▸ **GIVEN PROBLEM**: From the entries below, copy every line holding the word "turkey".

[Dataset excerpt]
========
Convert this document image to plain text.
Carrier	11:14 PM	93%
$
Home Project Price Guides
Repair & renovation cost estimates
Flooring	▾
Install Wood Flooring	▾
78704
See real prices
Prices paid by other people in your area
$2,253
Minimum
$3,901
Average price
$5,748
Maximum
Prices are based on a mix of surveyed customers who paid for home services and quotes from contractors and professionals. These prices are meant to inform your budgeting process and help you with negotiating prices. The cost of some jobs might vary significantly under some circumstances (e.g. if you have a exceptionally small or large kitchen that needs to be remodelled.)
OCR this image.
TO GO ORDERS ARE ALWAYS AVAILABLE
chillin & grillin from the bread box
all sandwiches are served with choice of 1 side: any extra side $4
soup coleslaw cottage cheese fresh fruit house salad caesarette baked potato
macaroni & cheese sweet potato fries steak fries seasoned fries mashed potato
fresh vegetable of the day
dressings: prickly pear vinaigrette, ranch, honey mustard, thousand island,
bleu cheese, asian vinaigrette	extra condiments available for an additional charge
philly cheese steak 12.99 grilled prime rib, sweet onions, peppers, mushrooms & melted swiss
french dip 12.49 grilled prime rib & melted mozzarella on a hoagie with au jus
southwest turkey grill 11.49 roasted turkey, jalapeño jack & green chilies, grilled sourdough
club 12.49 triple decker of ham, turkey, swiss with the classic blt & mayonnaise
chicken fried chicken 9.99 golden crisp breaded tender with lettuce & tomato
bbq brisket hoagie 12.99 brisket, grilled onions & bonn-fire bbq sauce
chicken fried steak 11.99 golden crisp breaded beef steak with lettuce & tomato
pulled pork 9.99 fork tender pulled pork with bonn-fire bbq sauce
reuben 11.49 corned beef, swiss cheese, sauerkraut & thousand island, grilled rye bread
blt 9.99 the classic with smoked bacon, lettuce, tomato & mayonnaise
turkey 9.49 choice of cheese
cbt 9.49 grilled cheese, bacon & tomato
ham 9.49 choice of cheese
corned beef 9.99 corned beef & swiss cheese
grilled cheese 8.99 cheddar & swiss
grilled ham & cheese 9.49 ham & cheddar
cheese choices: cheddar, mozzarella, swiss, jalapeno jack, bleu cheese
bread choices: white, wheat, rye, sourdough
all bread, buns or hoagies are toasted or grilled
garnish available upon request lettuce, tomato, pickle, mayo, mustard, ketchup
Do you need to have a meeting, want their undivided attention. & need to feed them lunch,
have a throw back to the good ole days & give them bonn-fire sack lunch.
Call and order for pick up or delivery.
========
▸ **ANSWER FOR THE TASK**:
southwest turkey grill 11.49 roasted turkey, jalapeño jack & green chilies, grilled sourdough
club 12.49 triple decker of ham, turkey, swiss with the classic blt & mayonnaise
turkey 9.49 choice of cheese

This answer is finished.